**What the task asks:** Give back the full listing verbatim, apart from its images.

— START OF Provided records —

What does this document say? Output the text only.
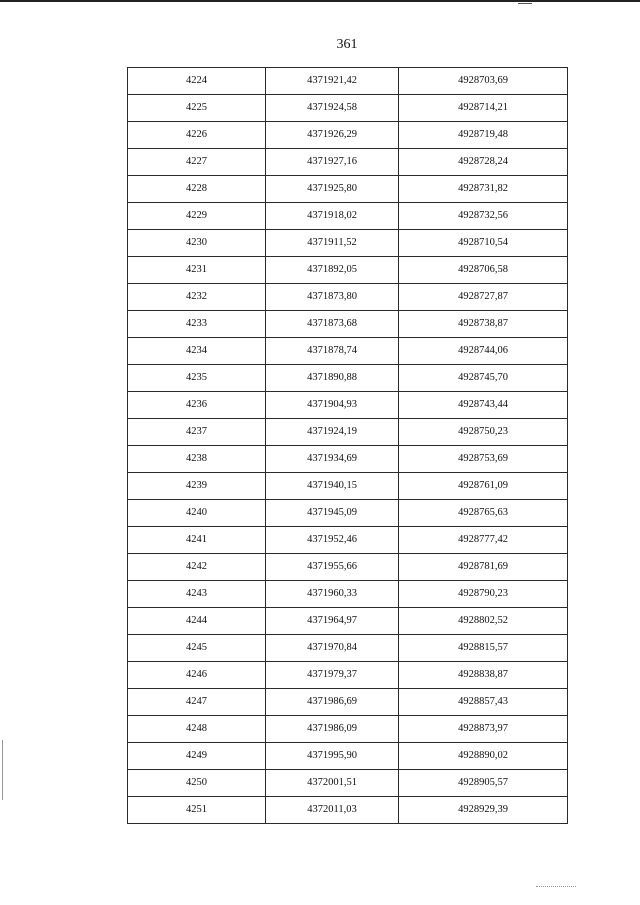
361
4224	4371921,42	4928703,69
4225	4371924,58	4928714,21
4226	4371926,29	4928719,48
4227	4371927,16	4928728,24
4228	4371925,80	4928731,82
4229	4371918,02	4928732,56
4230	4371911,52	4928710,54
4231	4371892,05	4928706,58
4232	4371873,80	4928727,87
4233	4371873,68	4928738,87
4234	4371878,74	4928744,06
4235	4371890,88	4928745,70
4236	4371904,93	4928743,44
4237	4371924,19	4928750,23
4238	4371934,69	4928753,69
4239	4371940,15	4928761,09
4240	4371945,09	4928765,63
4241	4371952,46	4928777,42
4242	4371955,66	4928781,69
4243	4371960,33	4928790,23
4244	4371964,97	4928802,52
4245	4371970,84	4928815,57
4246	4371979,37	4928838,87
4247	4371986,69	4928857,43
4248	4371986,09	4928873,97
4249	4371995,90	4928890,02
4250	4372001,51	4928905,57
4251	4372011,03	4928929,39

— END OF Provided records —

**Answer to this problem:**
What does this document say? Output the text only.
361
4224	4371921,42	4928703,69
4225	4371924,58	4928714,21
4226	4371926,29	4928719,48
4227	4371927,16	4928728,24
4228	4371925,80	4928731,82
4229	4371918,02	4928732,56
4230	4371911,52	4928710,54
4231	4371892,05	4928706,58
4232	4371873,80	4928727,87
4233	4371873,68	4928738,87
4234	4371878,74	4928744,06
4235	4371890,88	4928745,70
4236	4371904,93	4928743,44
4237	4371924,19	4928750,23
4238	4371934,69	4928753,69
4239	4371940,15	4928761,09
4240	4371945,09	4928765,63
4241	4371952,46	4928777,42
4242	4371955,66	4928781,69
4243	4371960,33	4928790,23
4244	4371964,97	4928802,52
4245	4371970,84	4928815,57
4246	4371979,37	4928838,87
4247	4371986,69	4928857,43
4248	4371986,09	4928873,97
4249	4371995,90	4928890,02
4250	4372001,51	4928905,57
4251	4372011,03	4928929,39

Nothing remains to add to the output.